### Record list
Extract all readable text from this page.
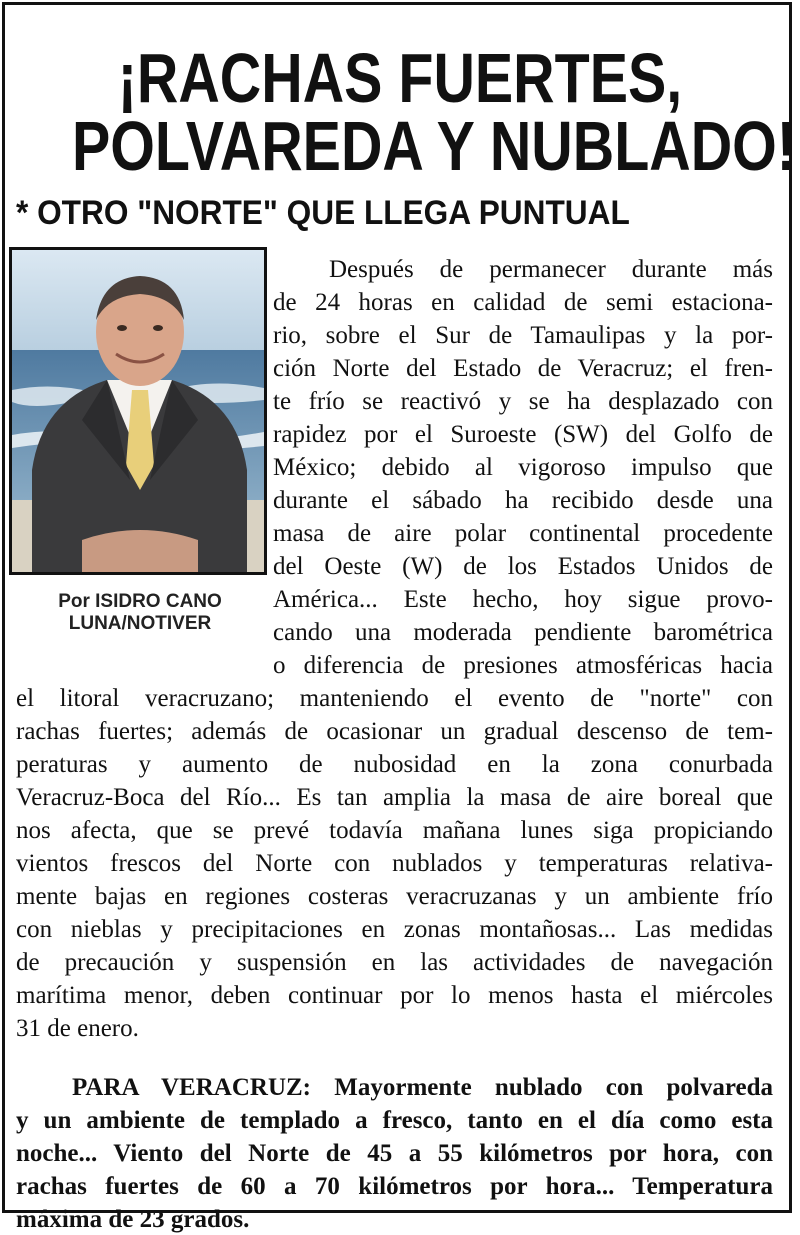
¡RACHAS FUERTES,
POLVAREDA Y NUBLADO!
* OTRO "NORTE" QUE LLEGA PUNTUAL
Por ISIDRO CANO
LUNA/NOTIVER

Después de permanecer durante más

de 24 horas en calidad de semi estaciona-

rio, sobre el Sur de Tamaulipas y la por-

ción Norte del Estado de Veracruz; el fren-

te frío se reactivó y se ha desplazado con

rapidez por el Suroeste (SW) del Golfo de

México; debido al vigoroso impulso que

durante el sábado ha recibido desde una

masa de aire polar continental procedente

del Oeste (W) de los Estados Unidos de

América... Este hecho, hoy sigue provo-

cando una moderada pendiente barométrica

o diferencia de presiones atmosféricas hacia

el litoral veracruzano; manteniendo el evento de "norte" con

rachas fuertes; además de ocasionar un gradual descenso de tem-

peraturas y aumento de nubosidad en la zona conurbada

Veracruz-Boca del Río... Es tan amplia la masa de aire boreal que

nos afecta, que se prevé todavía mañana lunes siga propiciando

vientos frescos del Norte con nublados y temperaturas relativa-

mente bajas en regiones costeras veracruzanas y un ambiente frío

con nieblas y precipitaciones en zonas montañosas... Las medidas

de precaución y suspensión en las actividades de navegación

marítima menor, deben continuar por lo menos hasta el miércoles

31 de enero.

PARA VERACRUZ: Mayormente nublado con polvareda

y un ambiente de templado a fresco, tanto en el día como esta

noche... Viento del Norte de 45 a 55 kilómetros por hora, con

rachas fuertes de 60 a 70 kilómetros por hora... Temperatura

máxima de 23 grados.
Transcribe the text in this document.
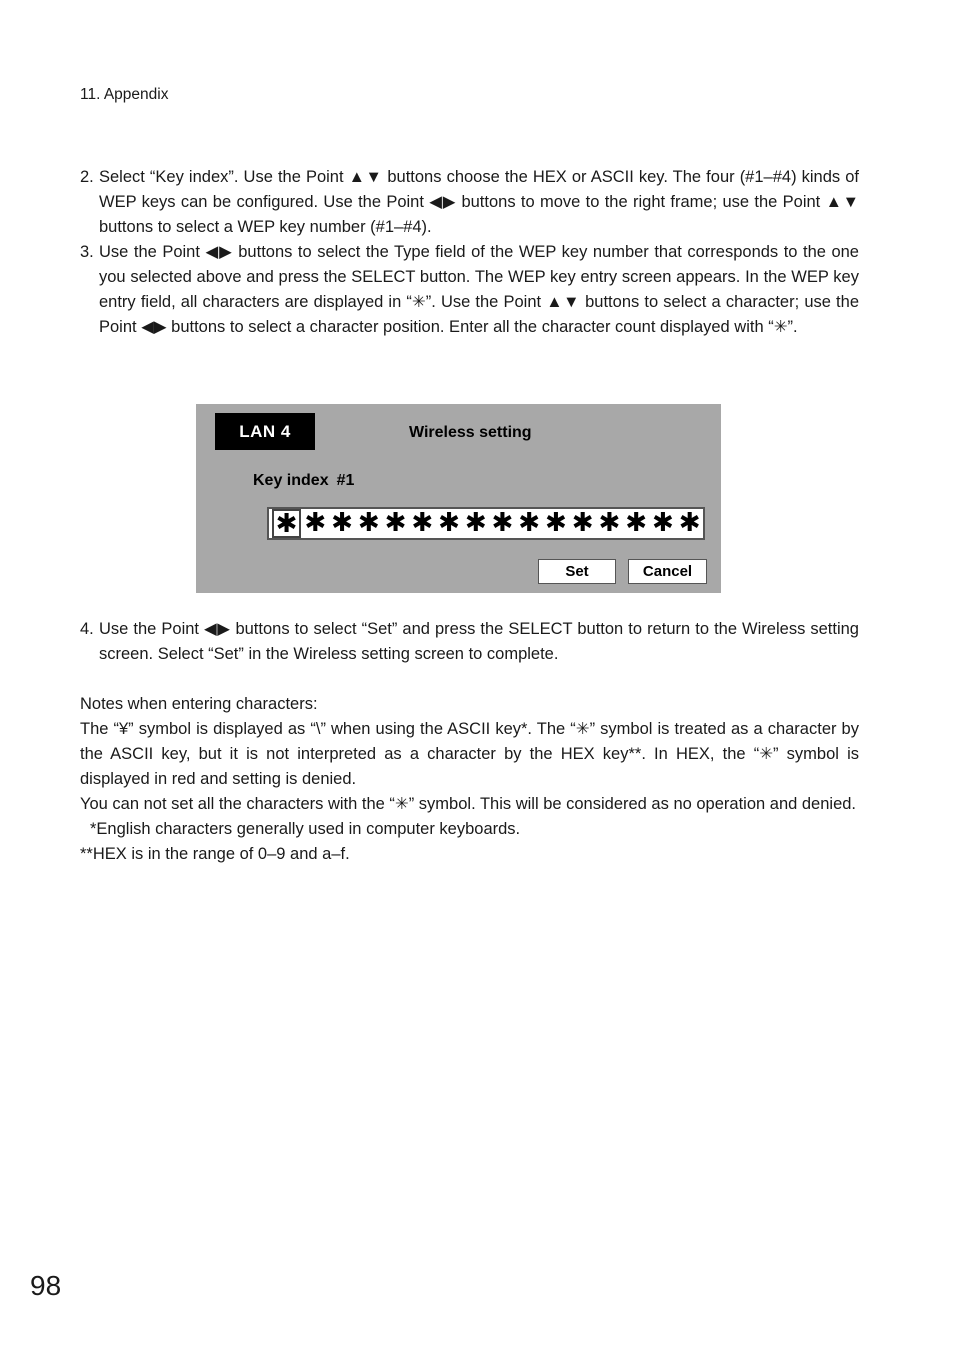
11. Appendix
2. Select “Key index”. Use the Point ▲▼ buttons choose the HEX or ASCII key. The four (#1–#4) kinds of WEP keys can be configured. Use the Point ◀▶ buttons to move to the right frame; use the Point ▲▼ buttons to select a WEP key number (#1–#4).
3. Use the Point ◀▶ buttons to select the Type field of the WEP key number that corresponds to the one you selected above and press the SELECT button. The WEP key entry screen appears. In the WEP key entry field, all characters are displayed in “✳”. Use the Point ▲▼ buttons to select a character; use the Point ◀▶ buttons to select a character position. Enter all the character count displayed with “✳”.
LAN 4	Wireless setting
Key index #1
✱ ✱ ✱ ✱ ✱ ✱ ✱ ✱ ✱ ✱ ✱ ✱ ✱ ✱ ✱ ✱
Set	Cancel
4. Use the Point ◀▶ buttons to select “Set” and press the SELECT button to return to the Wireless setting screen. Select “Set” in the Wireless setting screen to complete.

Notes when entering characters:

The “¥” symbol is displayed as “\” when using the ASCII key*. The “✳” symbol is treated as a character by the ASCII key, but it is not interpreted as a character by the HEX key**. In HEX, the “✳” symbol is displayed in red and setting is denied.

You can not set all the characters with the “✳” symbol. This will be considered as no operation and denied.

*English characters generally used in computer keyboards.

**HEX is in the range of 0–9 and a–f.

98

### Request
Without including the pictures, return each record above exactly as it stands.

### Answer to this exercise
Extract all readable text from this page.
¡RACHAS FUERTES,
POLVAREDA Y NUBLADO!
* OTRO "NORTE" QUE LLEGA PUNTUAL
Por ISIDRO CANO
LUNA/NOTIVER

Después de permanecer durante más

de 24 horas en calidad de semi estaciona-

rio, sobre el Sur de Tamaulipas y la por-

ción Norte del Estado de Veracruz; el fren-

te frío se reactivó y se ha desplazado con

rapidez por el Suroeste (SW) del Golfo de

México; debido al vigoroso impulso que

durante el sábado ha recibido desde una

masa de aire polar continental procedente

del Oeste (W) de los Estados Unidos de

América... Este hecho, hoy sigue provo-

cando una moderada pendiente barométrica

o diferencia de presiones atmosféricas hacia

el litoral veracruzano; manteniendo el evento de "norte" con

rachas fuertes; además de ocasionar un gradual descenso de tem-

peraturas y aumento de nubosidad en la zona conurbada

Veracruz-Boca del Río... Es tan amplia la masa de aire boreal que

nos afecta, que se prevé todavía mañana lunes siga propiciando

vientos frescos del Norte con nublados y temperaturas relativa-

mente bajas en regiones costeras veracruzanas y un ambiente frío

con nieblas y precipitaciones en zonas montañosas... Las medidas

de precaución y suspensión en las actividades de navegación

marítima menor, deben continuar por lo menos hasta el miércoles

31 de enero.

PARA VERACRUZ: Mayormente nublado con polvareda

y un ambiente de templado a fresco, tanto en el día como esta

noche... Viento del Norte de 45 a 55 kilómetros por hora, con

rachas fuertes de 60 a 70 kilómetros por hora... Temperatura

máxima de 23 grados.
Transcribe the text in this document.
11. Appendix
2. Select “Key index”. Use the Point ▲▼ buttons choose the HEX or ASCII key. The four (#1–#4) kinds of WEP keys can be configured. Use the Point ◀▶ buttons to move to the right frame; use the Point ▲▼ buttons to select a WEP key number (#1–#4).
3. Use the Point ◀▶ buttons to select the Type field of the WEP key number that corresponds to the one you selected above and press the SELECT button. The WEP key entry screen appears. In the WEP key entry field, all characters are displayed in “✳”. Use the Point ▲▼ buttons to select a character; use the Point ◀▶ buttons to select a character position. Enter all the character count displayed with “✳”.
LAN 4	Wireless setting
Key index #1
✱ ✱ ✱ ✱ ✱ ✱ ✱ ✱ ✱ ✱ ✱ ✱ ✱ ✱ ✱ ✱
Set	Cancel
4. Use the Point ◀▶ buttons to select “Set” and press the SELECT button to return to the Wireless setting screen. Select “Set” in the Wireless setting screen to complete.

Notes when entering characters:

The “¥” symbol is displayed as “\” when using the ASCII key*. The “✳” symbol is treated as a character by the ASCII key, but it is not interpreted as a character by the HEX key**. In HEX, the “✳” symbol is displayed in red and setting is denied.

You can not set all the characters with the “✳” symbol. This will be considered as no operation and denied.

*English characters generally used in computer keyboards.

**HEX is in the range of 0–9 and a–f.

98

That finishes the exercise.